▶ Exercise: Reproduce every line of the material below, but drop the pictures.

[Material start]

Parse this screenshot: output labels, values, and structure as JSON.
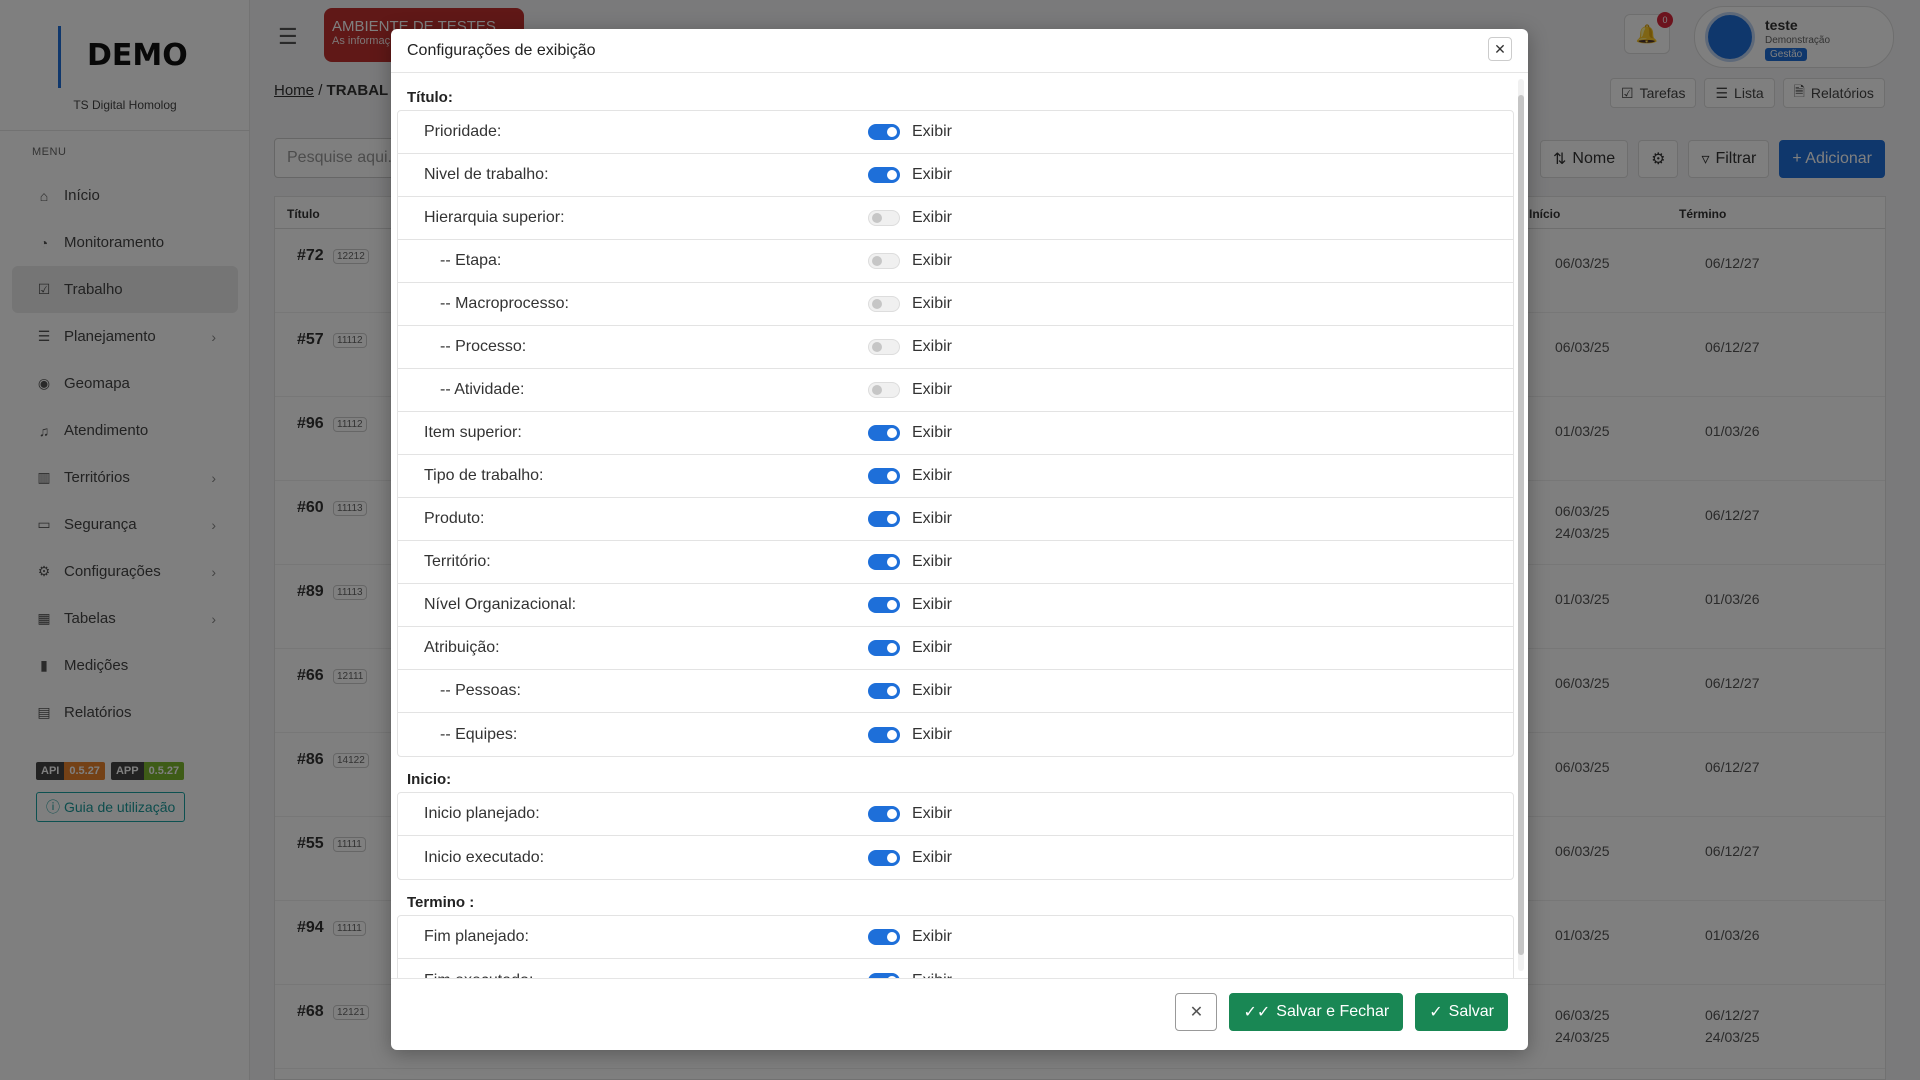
{
  "sidebar": {
    "logo": "DEMO",
    "subtitle": "TS Digital Homolog",
    "menu_label": "MENU",
    "items": [
      {
        "label": "Início",
        "icon": "home-icon",
        "chevron": false
      },
      {
        "label": "Monitoramento",
        "icon": "gauge-icon",
        "chevron": false
      },
      {
        "label": "Trabalho",
        "icon": "checkbox-icon",
        "chevron": false,
        "active": true
      },
      {
        "label": "Planejamento",
        "icon": "list-plan-icon",
        "chevron": true
      },
      {
        "label": "Geomapa",
        "icon": "map-pin-icon",
        "chevron": false
      },
      {
        "label": "Atendimento",
        "icon": "headset-icon",
        "chevron": false
      },
      {
        "label": "Territórios",
        "icon": "map-icon",
        "chevron": true
      },
      {
        "label": "Segurança",
        "icon": "folder-lock-icon",
        "chevron": true
      },
      {
        "label": "Configurações",
        "icon": "gear-icon",
        "chevron": true
      },
      {
        "label": "Tabelas",
        "icon": "table-icon",
        "chevron": true
      },
      {
        "label": "Medições",
        "icon": "bar-chart-icon",
        "chevron": false
      },
      {
        "label": "Relatórios",
        "icon": "report-icon",
        "chevron": false
      }
    ],
    "api_label": "API",
    "api_version": "0.5.27",
    "app_label": "APP",
    "app_version": "0.5.27",
    "guide": "Guia de utilização"
  },
  "header": {
    "env_title": "AMBIENTE DE TESTES",
    "env_sub": "As informaç",
    "notifications": "0",
    "user_name": "teste",
    "user_role": "Demonstração",
    "user_badge": "Gestão"
  },
  "breadcrumb": {
    "home": "Home",
    "sep": "/",
    "current": "TRABAL"
  },
  "view_buttons": [
    "Tarefas",
    "Lista",
    "Relatórios"
  ],
  "search": {
    "placeholder": "Pesquise aqui..."
  },
  "tools": {
    "sort": "Nome",
    "filter": "Filtrar",
    "add": "+ Adicionar"
  },
  "table": {
    "col_title": "Título",
    "col_start": "Início",
    "col_end": "Término",
    "rows": [
      {
        "num": "#72",
        "code": "12212",
        "start": "06/03/25",
        "start2": "",
        "end": "06/12/27",
        "end2": ""
      },
      {
        "num": "#57",
        "code": "11112",
        "start": "06/03/25",
        "start2": "",
        "end": "06/12/27",
        "end2": ""
      },
      {
        "num": "#96",
        "code": "11112",
        "start": "01/03/25",
        "start2": "",
        "end": "01/03/26",
        "end2": ""
      },
      {
        "num": "#60",
        "code": "11113",
        "start": "06/03/25",
        "start2": "24/03/25",
        "end": "06/12/27",
        "end2": ""
      },
      {
        "num": "#89",
        "code": "11113",
        "start": "01/03/25",
        "start2": "",
        "end": "01/03/26",
        "end2": ""
      },
      {
        "num": "#66",
        "code": "12111",
        "start": "06/03/25",
        "start2": "",
        "end": "06/12/27",
        "end2": ""
      },
      {
        "num": "#86",
        "code": "14122",
        "start": "06/03/25",
        "start2": "",
        "end": "06/12/27",
        "end2": ""
      },
      {
        "num": "#55",
        "code": "11111",
        "start": "06/03/25",
        "start2": "",
        "end": "06/12/27",
        "end2": ""
      },
      {
        "num": "#94",
        "code": "11111",
        "start": "01/03/25",
        "start2": "",
        "end": "01/03/26",
        "end2": ""
      },
      {
        "num": "#68",
        "code": "12121",
        "start": "06/03/25",
        "start2": "24/03/25",
        "end": "06/12/27",
        "end2": "24/03/25"
      }
    ]
  },
  "modal": {
    "title": "Configurações de exibição",
    "switch_label": "Exibir",
    "sections": [
      {
        "title": "Título:",
        "rows": [
          {
            "label": "Prioridade:",
            "on": true,
            "sub": false
          },
          {
            "label": "Nivel de trabalho:",
            "on": true,
            "sub": false
          },
          {
            "label": "Hierarquia superior:",
            "on": false,
            "sub": false
          },
          {
            "label": "-- Etapa:",
            "on": false,
            "sub": true
          },
          {
            "label": "-- Macroprocesso:",
            "on": false,
            "sub": true
          },
          {
            "label": "-- Processo:",
            "on": false,
            "sub": true
          },
          {
            "label": "-- Atividade:",
            "on": false,
            "sub": true
          },
          {
            "label": "Item superior:",
            "on": true,
            "sub": false
          },
          {
            "label": "Tipo de trabalho:",
            "on": true,
            "sub": false
          },
          {
            "label": "Produto:",
            "on": true,
            "sub": false
          },
          {
            "label": "Território:",
            "on": true,
            "sub": false
          },
          {
            "label": "Nível Organizacional:",
            "on": true,
            "sub": false
          },
          {
            "label": "Atribuição:",
            "on": true,
            "sub": false
          },
          {
            "label": "-- Pessoas:",
            "on": true,
            "sub": true
          },
          {
            "label": "-- Equipes:",
            "on": true,
            "sub": true
          }
        ]
      },
      {
        "title": "Inicio:",
        "rows": [
          {
            "label": "Inicio planejado:",
            "on": true,
            "sub": false
          },
          {
            "label": "Inicio executado:",
            "on": true,
            "sub": false
          }
        ]
      },
      {
        "title": "Termino :",
        "rows": [
          {
            "label": "Fim planejado:",
            "on": true,
            "sub": false
          },
          {
            "label": "Fim executado:",
            "on": true,
            "sub": false
          }
        ]
      }
    ],
    "save_close": "Salvar e Fechar",
    "save": "Salvar"
  }
}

[Material end]

▶ The reply:
Parse this screenshot: output labels, values, and structure as JSON.
{
  "sidebar": {
    "logo": "DEMO",
    "subtitle": "TS Digital Homolog",
    "menu_label": "MENU",
    "items": [
      {
        "label": "Início",
        "icon": "home-icon",
        "chevron": false
      },
      {
        "label": "Monitoramento",
        "icon": "gauge-icon",
        "chevron": false
      },
      {
        "label": "Trabalho",
        "icon": "checkbox-icon",
        "chevron": false,
        "active": true
      },
      {
        "label": "Planejamento",
        "icon": "list-plan-icon",
        "chevron": true
      },
      {
        "label": "Geomapa",
        "icon": "map-pin-icon",
        "chevron": false
      },
      {
        "label": "Atendimento",
        "icon": "headset-icon",
        "chevron": false
      },
      {
        "label": "Territórios",
        "icon": "map-icon",
        "chevron": true
      },
      {
        "label": "Segurança",
        "icon": "folder-lock-icon",
        "chevron": true
      },
      {
        "label": "Configurações",
        "icon": "gear-icon",
        "chevron": true
      },
      {
        "label": "Tabelas",
        "icon": "table-icon",
        "chevron": true
      },
      {
        "label": "Medições",
        "icon": "bar-chart-icon",
        "chevron": false
      },
      {
        "label": "Relatórios",
        "icon": "report-icon",
        "chevron": false
      }
    ],
    "api_label": "API",
    "api_version": "0.5.27",
    "app_label": "APP",
    "app_version": "0.5.27",
    "guide": "Guia de utilização"
  },
  "header": {
    "env_title": "AMBIENTE DE TESTES",
    "env_sub": "As informaç",
    "notifications": "0",
    "user_name": "teste",
    "user_role": "Demonstração",
    "user_badge": "Gestão"
  },
  "breadcrumb": {
    "home": "Home",
    "sep": "/",
    "current": "TRABAL"
  },
  "view_buttons": [
    "Tarefas",
    "Lista",
    "Relatórios"
  ],
  "search": {
    "placeholder": "Pesquise aqui..."
  },
  "tools": {
    "sort": "Nome",
    "filter": "Filtrar",
    "add": "+ Adicionar"
  },
  "table": {
    "col_title": "Título",
    "col_start": "Início",
    "col_end": "Término",
    "rows": [
      {
        "num": "#72",
        "code": "12212",
        "start": "06/03/25",
        "start2": "",
        "end": "06/12/27",
        "end2": ""
      },
      {
        "num": "#57",
        "code": "11112",
        "start": "06/03/25",
        "start2": "",
        "end": "06/12/27",
        "end2": ""
      },
      {
        "num": "#96",
        "code": "11112",
        "start": "01/03/25",
        "start2": "",
        "end": "01/03/26",
        "end2": ""
      },
      {
        "num": "#60",
        "code": "11113",
        "start": "06/03/25",
        "start2": "24/03/25",
        "end": "06/12/27",
        "end2": ""
      },
      {
        "num": "#89",
        "code": "11113",
        "start": "01/03/25",
        "start2": "",
        "end": "01/03/26",
        "end2": ""
      },
      {
        "num": "#66",
        "code": "12111",
        "start": "06/03/25",
        "start2": "",
        "end": "06/12/27",
        "end2": ""
      },
      {
        "num": "#86",
        "code": "14122",
        "start": "06/03/25",
        "start2": "",
        "end": "06/12/27",
        "end2": ""
      },
      {
        "num": "#55",
        "code": "11111",
        "start": "06/03/25",
        "start2": "",
        "end": "06/12/27",
        "end2": ""
      },
      {
        "num": "#94",
        "code": "11111",
        "start": "01/03/25",
        "start2": "",
        "end": "01/03/26",
        "end2": ""
      },
      {
        "num": "#68",
        "code": "12121",
        "start": "06/03/25",
        "start2": "24/03/25",
        "end": "06/12/27",
        "end2": "24/03/25"
      }
    ]
  },
  "modal": {
    "title": "Configurações de exibição",
    "switch_label": "Exibir",
    "sections": [
      {
        "title": "Título:",
        "rows": [
          {
            "label": "Prioridade:",
            "on": true,
            "sub": false
          },
          {
            "label": "Nivel de trabalho:",
            "on": true,
            "sub": false
          },
          {
            "label": "Hierarquia superior:",
            "on": false,
            "sub": false
          },
          {
            "label": "-- Etapa:",
            "on": false,
            "sub": true
          },
          {
            "label": "-- Macroprocesso:",
            "on": false,
            "sub": true
          },
          {
            "label": "-- Processo:",
            "on": false,
            "sub": true
          },
          {
            "label": "-- Atividade:",
            "on": false,
            "sub": true
          },
          {
            "label": "Item superior:",
            "on": true,
            "sub": false
          },
          {
            "label": "Tipo de trabalho:",
            "on": true,
            "sub": false
          },
          {
            "label": "Produto:",
            "on": true,
            "sub": false
          },
          {
            "label": "Território:",
            "on": true,
            "sub": false
          },
          {
            "label": "Nível Organizacional:",
            "on": true,
            "sub": false
          },
          {
            "label": "Atribuição:",
            "on": true,
            "sub": false
          },
          {
            "label": "-- Pessoas:",
            "on": true,
            "sub": true
          },
          {
            "label": "-- Equipes:",
            "on": true,
            "sub": true
          }
        ]
      },
      {
        "title": "Inicio:",
        "rows": [
          {
            "label": "Inicio planejado:",
            "on": true,
            "sub": false
          },
          {
            "label": "Inicio executado:",
            "on": true,
            "sub": false
          }
        ]
      },
      {
        "title": "Termino :",
        "rows": [
          {
            "label": "Fim planejado:",
            "on": true,
            "sub": false
          },
          {
            "label": "Fim executado:",
            "on": true,
            "sub": false
          }
        ]
      }
    ],
    "save_close": "Salvar e Fechar",
    "save": "Salvar"
  }
}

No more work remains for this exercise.